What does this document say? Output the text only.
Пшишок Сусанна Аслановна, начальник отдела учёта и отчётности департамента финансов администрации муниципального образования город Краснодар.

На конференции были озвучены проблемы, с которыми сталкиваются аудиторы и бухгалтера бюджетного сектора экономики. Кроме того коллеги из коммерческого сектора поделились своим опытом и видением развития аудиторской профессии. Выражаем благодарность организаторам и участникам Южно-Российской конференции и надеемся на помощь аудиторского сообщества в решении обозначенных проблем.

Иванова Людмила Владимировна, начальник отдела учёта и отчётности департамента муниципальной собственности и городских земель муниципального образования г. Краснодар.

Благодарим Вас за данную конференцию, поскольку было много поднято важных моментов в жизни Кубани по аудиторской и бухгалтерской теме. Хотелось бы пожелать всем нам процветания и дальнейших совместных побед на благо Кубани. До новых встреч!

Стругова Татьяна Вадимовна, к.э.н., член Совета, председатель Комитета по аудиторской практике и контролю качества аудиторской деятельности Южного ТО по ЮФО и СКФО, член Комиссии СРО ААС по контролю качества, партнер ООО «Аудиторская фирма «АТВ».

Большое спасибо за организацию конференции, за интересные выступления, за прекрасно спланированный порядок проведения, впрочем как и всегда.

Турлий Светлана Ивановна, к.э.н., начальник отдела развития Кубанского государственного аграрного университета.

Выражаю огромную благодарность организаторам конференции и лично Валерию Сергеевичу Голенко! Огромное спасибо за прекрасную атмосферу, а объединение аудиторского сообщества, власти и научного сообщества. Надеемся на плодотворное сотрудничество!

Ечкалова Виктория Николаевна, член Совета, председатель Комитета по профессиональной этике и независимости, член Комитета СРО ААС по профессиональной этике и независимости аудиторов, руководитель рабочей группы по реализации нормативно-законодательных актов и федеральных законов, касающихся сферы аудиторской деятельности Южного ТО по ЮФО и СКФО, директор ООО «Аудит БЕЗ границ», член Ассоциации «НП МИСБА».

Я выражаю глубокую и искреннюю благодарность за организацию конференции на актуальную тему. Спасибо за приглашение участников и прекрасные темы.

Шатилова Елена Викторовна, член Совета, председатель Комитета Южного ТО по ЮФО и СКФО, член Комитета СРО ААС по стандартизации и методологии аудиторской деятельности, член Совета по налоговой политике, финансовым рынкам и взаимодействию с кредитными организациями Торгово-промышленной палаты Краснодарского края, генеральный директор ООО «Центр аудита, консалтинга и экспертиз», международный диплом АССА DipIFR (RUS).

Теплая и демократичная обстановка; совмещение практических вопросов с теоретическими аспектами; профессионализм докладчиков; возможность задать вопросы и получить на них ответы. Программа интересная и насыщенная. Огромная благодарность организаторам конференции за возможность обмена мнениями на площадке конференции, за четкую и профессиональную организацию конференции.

────────────────

**AIM OF THE TASK**
Write out every entry again, keeping each line exactly the same.

**RIGHT ANSWER**
What does this document say? Output the text only.
Пшишок Сусанна Аслановна, начальник отдела учёта и отчётности департамента финансов администрации муниципального образования город Краснодар.

На конференции были озвучены проблемы, с которыми сталкиваются аудиторы и бухгалтера бюджетного сектора экономики. Кроме того коллеги из коммерческого сектора поделились своим опытом и видением развития аудиторской профессии. Выражаем благодарность организаторам и участникам Южно-Российской конференции и надеемся на помощь аудиторского сообщества в решении обозначенных проблем.

Иванова Людмила Владимировна, начальник отдела учёта и отчётности департамента муниципальной собственности и городских земель муниципального образования г. Краснодар.

Благодарим Вас за данную конференцию, поскольку было много поднято важных моментов в жизни Кубани по аудиторской и бухгалтерской теме. Хотелось бы пожелать всем нам процветания и дальнейших совместных побед на благо Кубани. До новых встреч!

Стругова Татьяна Вадимовна, к.э.н., член Совета, председатель Комитета по аудиторской практике и контролю качества аудиторской деятельности Южного ТО по ЮФО и СКФО, член Комиссии СРО ААС по контролю качества, партнер ООО «Аудиторская фирма «АТВ».

Большое спасибо за организацию конференции, за интересные выступления, за прекрасно спланированный порядок проведения, впрочем как и всегда.

Турлий Светлана Ивановна, к.э.н., начальник отдела развития Кубанского государственного аграрного университета.

Выражаю огромную благодарность организаторам конференции и лично Валерию Сергеевичу Голенко! Огромное спасибо за прекрасную атмосферу, а объединение аудиторского сообщества, власти и научного сообщества. Надеемся на плодотворное сотрудничество!

Ечкалова Виктория Николаевна, член Совета, председатель Комитета по профессиональной этике и независимости, член Комитета СРО ААС по профессиональной этике и независимости аудиторов, руководитель рабочей группы по реализации нормативно-законодательных актов и федеральных законов, касающихся сферы аудиторской деятельности Южного ТО по ЮФО и СКФО, директор ООО «Аудит БЕЗ границ», член Ассоциации «НП МИСБА».

Я выражаю глубокую и искреннюю благодарность за организацию конференции на актуальную тему. Спасибо за приглашение участников и прекрасные темы.

Шатилова Елена Викторовна, член Совета, председатель Комитета Южного ТО по ЮФО и СКФО, член Комитета СРО ААС по стандартизации и методологии аудиторской деятельности, член Совета по налоговой политике, финансовым рынкам и взаимодействию с кредитными организациями Торгово-промышленной палаты Краснодарского края, генеральный директор ООО «Центр аудита, консалтинга и экспертиз», международный диплом АССА DipIFR (RUS).

Теплая и демократичная обстановка; совмещение практических вопросов с теоретическими аспектами; профессионализм докладчиков; возможность задать вопросы и получить на них ответы. Программа интересная и насыщенная. Огромная благодарность организаторам конференции за возможность обмена мнениями на площадке конференции, за четкую и профессиональную организацию конференции.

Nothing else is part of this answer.